§ EXCERPT PROVIDED:
-------
Simply Do the Right Thing
Cowardice asks the question, “Is it safe?” Expediency asks the question, “Is it politic?” And Vanity comes along and asks the question, “Is it popular?” But Conscience asks the question “Is it right?” And there comes a time when one must take a position that is neither safe, nor politic, nor popular, but he must do it because Conscience tells him it is right.
– Martin Luther King, Jr.
“Just, do the right thing.” Lately, I hear myself saying this more and more often: really, how hard can it be?
In truth, it can be very hard and that’s the problem. Sometimes the right thing seems so hard that we opt, instead, for the path of least resistance. The trouble is when we take the easy route it often leads right back to where we started. That’s the way life works. When we haven’t learned the lesson, it’s re-presented until we get it. If we want to grow from life’s lessons, we have to do the hard work.
Sometimes we make a decision that best allows us to avoid our feelings, save our energy or get some sleep. Then, in our busyness, we move to the next item on our list without ever looking back to see where the dust fell. No afterthoughts on how the decision panned out, who it affected, or how it may have changed a course of events.
Think about how you make your decisions.
Do you sit and ponder day after day, rehashing the facts before finally throwing a dart to make a choice?
Do you quickly decide whether you should or should not just to check an item off your “to do” list?
Do you make your decisions based on how you think the outcome will make you look in the eyes of others?
Or, do you ask yourself, what is the right thing to do in this situation?
When asked questions like –
Why are you planning this event?
Why are you not volunteering your time?
Why are you letting your child…?
-------
§ DATA TO PROCESS:

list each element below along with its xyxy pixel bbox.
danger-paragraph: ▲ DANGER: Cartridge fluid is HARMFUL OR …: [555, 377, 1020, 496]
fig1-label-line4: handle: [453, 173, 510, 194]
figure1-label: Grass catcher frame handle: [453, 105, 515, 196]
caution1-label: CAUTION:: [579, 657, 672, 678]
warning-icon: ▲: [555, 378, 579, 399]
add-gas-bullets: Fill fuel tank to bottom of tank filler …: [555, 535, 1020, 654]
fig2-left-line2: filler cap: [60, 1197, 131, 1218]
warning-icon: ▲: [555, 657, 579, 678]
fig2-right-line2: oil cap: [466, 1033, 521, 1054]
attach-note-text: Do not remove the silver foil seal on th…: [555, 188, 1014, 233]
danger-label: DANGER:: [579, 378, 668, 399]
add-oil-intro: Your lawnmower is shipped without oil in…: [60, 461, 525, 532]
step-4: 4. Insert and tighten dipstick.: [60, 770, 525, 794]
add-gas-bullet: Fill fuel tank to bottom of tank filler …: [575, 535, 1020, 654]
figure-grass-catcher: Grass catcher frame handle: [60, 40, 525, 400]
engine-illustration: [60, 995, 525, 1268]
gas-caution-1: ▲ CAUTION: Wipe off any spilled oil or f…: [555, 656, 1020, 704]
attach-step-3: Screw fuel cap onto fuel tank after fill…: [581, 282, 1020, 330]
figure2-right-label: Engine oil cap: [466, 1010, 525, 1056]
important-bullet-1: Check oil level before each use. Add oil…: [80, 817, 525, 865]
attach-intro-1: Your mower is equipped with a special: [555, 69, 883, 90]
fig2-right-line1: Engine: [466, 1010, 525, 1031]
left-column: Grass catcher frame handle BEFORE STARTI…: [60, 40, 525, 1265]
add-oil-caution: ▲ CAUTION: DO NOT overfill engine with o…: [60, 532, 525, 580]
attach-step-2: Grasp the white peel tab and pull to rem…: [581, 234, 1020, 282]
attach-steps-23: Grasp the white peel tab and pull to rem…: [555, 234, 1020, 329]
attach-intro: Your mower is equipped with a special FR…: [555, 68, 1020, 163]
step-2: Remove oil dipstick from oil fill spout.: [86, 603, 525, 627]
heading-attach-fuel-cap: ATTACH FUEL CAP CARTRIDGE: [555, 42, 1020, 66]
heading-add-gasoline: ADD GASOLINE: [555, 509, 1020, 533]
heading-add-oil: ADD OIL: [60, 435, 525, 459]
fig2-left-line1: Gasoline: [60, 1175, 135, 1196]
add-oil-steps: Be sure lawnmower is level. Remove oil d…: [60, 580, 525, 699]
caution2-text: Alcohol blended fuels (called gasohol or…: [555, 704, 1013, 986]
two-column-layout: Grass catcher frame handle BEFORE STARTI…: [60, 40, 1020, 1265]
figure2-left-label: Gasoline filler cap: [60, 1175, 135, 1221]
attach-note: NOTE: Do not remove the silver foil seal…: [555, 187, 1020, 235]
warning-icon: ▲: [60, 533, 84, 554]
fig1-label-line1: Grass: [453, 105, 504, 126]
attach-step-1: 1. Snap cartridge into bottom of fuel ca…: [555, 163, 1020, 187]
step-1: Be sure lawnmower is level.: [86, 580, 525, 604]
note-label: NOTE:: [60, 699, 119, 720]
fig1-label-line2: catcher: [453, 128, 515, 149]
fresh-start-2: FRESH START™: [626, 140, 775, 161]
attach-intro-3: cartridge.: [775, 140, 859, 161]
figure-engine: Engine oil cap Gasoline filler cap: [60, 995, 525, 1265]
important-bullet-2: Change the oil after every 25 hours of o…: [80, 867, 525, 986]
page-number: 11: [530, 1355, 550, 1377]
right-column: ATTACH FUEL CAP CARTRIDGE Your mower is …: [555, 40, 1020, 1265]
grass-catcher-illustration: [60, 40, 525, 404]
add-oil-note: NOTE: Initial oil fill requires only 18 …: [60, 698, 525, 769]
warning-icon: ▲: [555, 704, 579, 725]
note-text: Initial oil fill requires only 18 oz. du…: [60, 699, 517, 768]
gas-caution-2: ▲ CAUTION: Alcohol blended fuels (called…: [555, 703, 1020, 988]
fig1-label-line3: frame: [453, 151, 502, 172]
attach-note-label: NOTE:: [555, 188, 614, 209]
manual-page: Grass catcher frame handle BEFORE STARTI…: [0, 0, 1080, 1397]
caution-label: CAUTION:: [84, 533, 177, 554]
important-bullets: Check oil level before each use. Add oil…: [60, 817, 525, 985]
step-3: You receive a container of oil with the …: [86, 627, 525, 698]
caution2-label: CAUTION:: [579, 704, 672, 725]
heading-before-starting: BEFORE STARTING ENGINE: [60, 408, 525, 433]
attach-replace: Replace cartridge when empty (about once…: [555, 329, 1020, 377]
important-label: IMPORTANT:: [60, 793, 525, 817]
-------
§ WORK TO COMPLETE:
a) Find every line in the rows that contains the word "special", and copy each of those lines.
b) Carry on the essay about doing the right thing from the point where it stops.

§ OUTPUTS FOR THE TASKS:
a)
attach-intro-1: Your mower is equipped with a special: [555, 69, 883, 90]
attach-intro: Your mower is equipped with a special FR…: [555, 68, 1020, 163]

b)
Why are you not reaching out to…?
Or, in my case, I’m often asked –
Why do you travel with your husband to his contract sites?
There should only be one good answer to “why?” It is the right thing to do.
But, how do you know when your decision is right?
I rely on intuition. I feel it in my heart. The thought of following through on my decision fills me with calmness. People say, “I had a gut feeling about…” That’s it.
I’m not saying I’m always right. I’m not saying I always do the right thing. What I am saying is I do better when my decisions are based on what is right in my heart. It may take longer to decide. I might have to sleep on it. I might have to say a little prayer. But, if I’m honest about my intentions, I will act in good conscience and make the best decision for me.
Do the right thing even when it’s hard.
It is not always easy to go with your ‘right’ decision. You’ll have to expect more of yourself. Sometimes it means you’ll lose sleep. Sometimes it means you have to expend a lot more energy or that you disappoint someone. But, most importantly, you will not disappoint yourself.
I’m sharing this because it works for me.
I imagine a better world if everyone just did the right thing.
It’s that simple, and that hard.
Today, I want to challenge you.
Make all your decisions today based on doing the ‘right’ thing.
When faced with a decision, stop and ask, “What is the right thing to do?
Practise sitting in the discomfort of not having an answer or of knowing that follow through will be hard.
Try it for a day. A week. A month. Let me know how it works out for you. I’d love to hear your stories.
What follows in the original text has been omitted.